— Start EXTRACTED DATA —
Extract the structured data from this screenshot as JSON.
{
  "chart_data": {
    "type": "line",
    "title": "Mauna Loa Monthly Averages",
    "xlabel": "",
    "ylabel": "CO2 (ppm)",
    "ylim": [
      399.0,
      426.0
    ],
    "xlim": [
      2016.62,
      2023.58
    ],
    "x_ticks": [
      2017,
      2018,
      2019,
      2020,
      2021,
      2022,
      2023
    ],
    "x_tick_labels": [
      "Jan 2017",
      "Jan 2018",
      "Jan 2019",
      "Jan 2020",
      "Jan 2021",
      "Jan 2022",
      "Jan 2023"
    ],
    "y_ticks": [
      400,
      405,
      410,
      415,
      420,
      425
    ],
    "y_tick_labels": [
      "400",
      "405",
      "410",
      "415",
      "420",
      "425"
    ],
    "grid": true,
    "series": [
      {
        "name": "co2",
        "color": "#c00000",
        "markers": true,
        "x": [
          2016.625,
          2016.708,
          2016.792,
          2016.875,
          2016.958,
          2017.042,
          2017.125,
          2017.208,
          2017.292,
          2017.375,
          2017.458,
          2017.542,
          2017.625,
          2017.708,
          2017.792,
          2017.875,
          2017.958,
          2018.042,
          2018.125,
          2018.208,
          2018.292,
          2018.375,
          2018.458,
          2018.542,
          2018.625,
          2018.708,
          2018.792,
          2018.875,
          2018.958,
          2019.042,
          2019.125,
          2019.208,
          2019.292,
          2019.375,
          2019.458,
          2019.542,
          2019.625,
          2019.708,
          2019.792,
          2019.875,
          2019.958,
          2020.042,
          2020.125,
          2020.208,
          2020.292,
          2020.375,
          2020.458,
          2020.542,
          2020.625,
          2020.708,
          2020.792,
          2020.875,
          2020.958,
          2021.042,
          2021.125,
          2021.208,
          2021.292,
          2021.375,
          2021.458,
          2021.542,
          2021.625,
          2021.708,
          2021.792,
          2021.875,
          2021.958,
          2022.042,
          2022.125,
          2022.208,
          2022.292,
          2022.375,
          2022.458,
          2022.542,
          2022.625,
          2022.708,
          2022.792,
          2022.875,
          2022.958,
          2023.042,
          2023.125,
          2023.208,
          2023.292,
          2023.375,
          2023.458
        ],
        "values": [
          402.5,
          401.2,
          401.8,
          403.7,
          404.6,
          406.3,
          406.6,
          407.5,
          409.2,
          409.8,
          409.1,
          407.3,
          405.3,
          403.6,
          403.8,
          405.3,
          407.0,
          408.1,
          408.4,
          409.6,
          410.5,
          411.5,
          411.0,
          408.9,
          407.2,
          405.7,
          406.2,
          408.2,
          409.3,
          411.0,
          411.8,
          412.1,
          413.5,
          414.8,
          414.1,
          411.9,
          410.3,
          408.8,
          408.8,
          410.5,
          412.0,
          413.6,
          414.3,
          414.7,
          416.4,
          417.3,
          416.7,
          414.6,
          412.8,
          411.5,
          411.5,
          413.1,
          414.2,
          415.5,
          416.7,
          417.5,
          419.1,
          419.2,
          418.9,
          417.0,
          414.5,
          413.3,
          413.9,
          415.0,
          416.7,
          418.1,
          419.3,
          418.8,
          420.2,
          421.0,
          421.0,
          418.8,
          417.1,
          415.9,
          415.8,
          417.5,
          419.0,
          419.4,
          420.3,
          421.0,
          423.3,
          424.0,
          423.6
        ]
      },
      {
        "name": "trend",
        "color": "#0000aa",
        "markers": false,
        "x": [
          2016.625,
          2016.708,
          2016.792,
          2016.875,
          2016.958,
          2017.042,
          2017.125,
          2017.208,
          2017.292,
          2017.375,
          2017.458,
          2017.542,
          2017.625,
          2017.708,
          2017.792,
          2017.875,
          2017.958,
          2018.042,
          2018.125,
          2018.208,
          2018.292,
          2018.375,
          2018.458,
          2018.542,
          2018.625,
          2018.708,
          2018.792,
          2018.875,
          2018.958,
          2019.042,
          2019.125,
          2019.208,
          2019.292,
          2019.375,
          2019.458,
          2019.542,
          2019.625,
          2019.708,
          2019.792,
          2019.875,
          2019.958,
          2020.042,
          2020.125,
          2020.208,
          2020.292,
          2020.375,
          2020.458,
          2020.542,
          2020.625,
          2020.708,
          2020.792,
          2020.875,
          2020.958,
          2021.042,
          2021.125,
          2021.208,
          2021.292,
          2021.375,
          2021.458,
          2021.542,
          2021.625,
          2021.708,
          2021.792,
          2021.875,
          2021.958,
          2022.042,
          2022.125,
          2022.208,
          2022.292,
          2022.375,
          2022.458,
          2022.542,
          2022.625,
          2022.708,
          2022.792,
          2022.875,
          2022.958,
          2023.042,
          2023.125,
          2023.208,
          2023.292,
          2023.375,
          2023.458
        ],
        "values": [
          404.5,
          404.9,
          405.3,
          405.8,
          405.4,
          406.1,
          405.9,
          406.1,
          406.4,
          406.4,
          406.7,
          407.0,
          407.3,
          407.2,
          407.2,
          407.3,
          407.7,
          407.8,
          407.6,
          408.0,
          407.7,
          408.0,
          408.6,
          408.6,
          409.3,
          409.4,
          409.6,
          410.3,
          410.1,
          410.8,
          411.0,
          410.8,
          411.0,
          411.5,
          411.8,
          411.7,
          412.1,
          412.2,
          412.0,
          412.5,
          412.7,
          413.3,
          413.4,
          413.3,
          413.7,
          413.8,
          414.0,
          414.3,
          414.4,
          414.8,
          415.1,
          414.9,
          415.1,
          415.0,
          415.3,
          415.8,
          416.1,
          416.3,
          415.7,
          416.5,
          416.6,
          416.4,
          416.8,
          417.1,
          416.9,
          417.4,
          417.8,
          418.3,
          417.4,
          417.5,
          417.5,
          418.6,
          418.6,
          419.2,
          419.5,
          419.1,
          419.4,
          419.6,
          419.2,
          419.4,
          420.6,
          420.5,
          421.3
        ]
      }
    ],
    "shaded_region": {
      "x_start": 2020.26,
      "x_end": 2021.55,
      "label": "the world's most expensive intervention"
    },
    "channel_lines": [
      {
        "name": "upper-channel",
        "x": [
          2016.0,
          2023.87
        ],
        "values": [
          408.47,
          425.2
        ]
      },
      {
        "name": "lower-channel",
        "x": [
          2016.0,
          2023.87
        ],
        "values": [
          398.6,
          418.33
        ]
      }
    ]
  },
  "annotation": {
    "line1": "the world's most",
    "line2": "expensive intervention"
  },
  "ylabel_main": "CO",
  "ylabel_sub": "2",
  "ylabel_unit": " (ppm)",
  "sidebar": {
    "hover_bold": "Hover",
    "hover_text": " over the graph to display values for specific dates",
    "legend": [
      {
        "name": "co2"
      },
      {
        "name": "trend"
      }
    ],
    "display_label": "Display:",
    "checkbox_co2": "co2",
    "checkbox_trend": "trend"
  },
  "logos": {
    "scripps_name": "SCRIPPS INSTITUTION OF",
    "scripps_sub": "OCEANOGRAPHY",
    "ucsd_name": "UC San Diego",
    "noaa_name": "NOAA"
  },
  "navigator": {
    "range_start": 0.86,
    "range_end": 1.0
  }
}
— End EXTRACTED DATA —
Pick out the lines that contain "trend" and copy them.

* [CORRECT OUTPUT]:
        "name": "trend",
        "name": "trend"
    "checkbox_trend": "trend"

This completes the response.